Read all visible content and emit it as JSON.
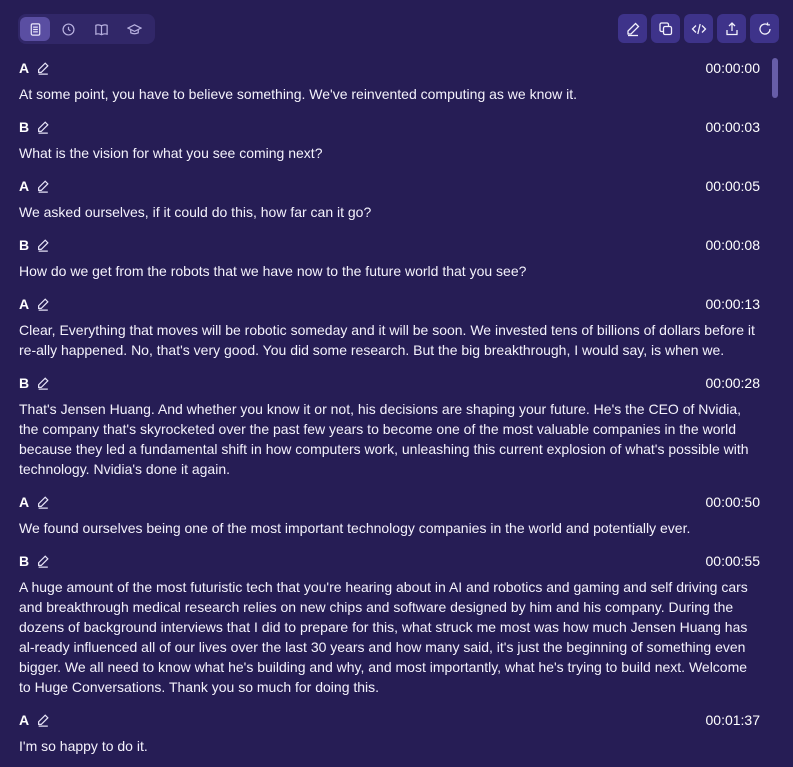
{
  "toolbar": {
    "tabs": [
      {
        "icon": "document-icon",
        "active": true
      },
      {
        "icon": "clock-icon",
        "active": false
      },
      {
        "icon": "book-icon",
        "active": false
      },
      {
        "icon": "graduation-cap-icon",
        "active": false
      }
    ],
    "actions": [
      "pencil-icon",
      "copy-icon",
      "code-icon",
      "share-icon",
      "refresh-icon"
    ]
  },
  "transcript": [
    {
      "speaker": "A",
      "time": "00:00:00",
      "text": "At some point, you have to believe something. We've reinvented computing as we know it."
    },
    {
      "speaker": "B",
      "time": "00:00:03",
      "text": "What is the vision for what you see coming next?"
    },
    {
      "speaker": "A",
      "time": "00:00:05",
      "text": "We asked ourselves, if it could do this, how far can it go?"
    },
    {
      "speaker": "B",
      "time": "00:00:08",
      "text": "How do we get from the robots that we have now to the future world that you see?"
    },
    {
      "speaker": "A",
      "time": "00:00:13",
      "text": "Clear, Everything that moves will be robotic someday and it will be soon. We invested tens of billions of dollars before it re-ally happened. No, that's very good. You did some research. But the big breakthrough, I would say, is when we."
    },
    {
      "speaker": "B",
      "time": "00:00:28",
      "text": "That's Jensen Huang. And whether you know it or not, his decisions are shaping your future. He's the CEO of Nvidia, the company that's skyrocketed over the past few years to become one of the most valuable companies in the world because they led a fundamental shift in how computers work, unleashing this current explosion of what's possible with technology. Nvidia's done it again."
    },
    {
      "speaker": "A",
      "time": "00:00:50",
      "text": "We found ourselves being one of the most important technology companies in the world and potentially ever."
    },
    {
      "speaker": "B",
      "time": "00:00:55",
      "text": "A huge amount of the most futuristic tech that you're hearing about in AI and robotics and gaming and self driving cars and breakthrough medical research relies on new chips and software designed by him and his company. During the dozens of background interviews that I did to prepare for this, what struck me most was how much Jensen Huang has al-ready influenced all of our lives over the last 30 years and how many said, it's just the beginning of something even bigger. We all need to know what he's building and why, and most importantly, what he's trying to build next. Welcome to Huge Conversations. Thank you so much for doing this."
    },
    {
      "speaker": "A",
      "time": "00:01:37",
      "text": "I'm so happy to do it."
    }
  ]
}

------------------------------------------------------------

What is being asked: Work out how many lines of the material above contain the word "ourselves", then give only that figure.

Result of the task: 2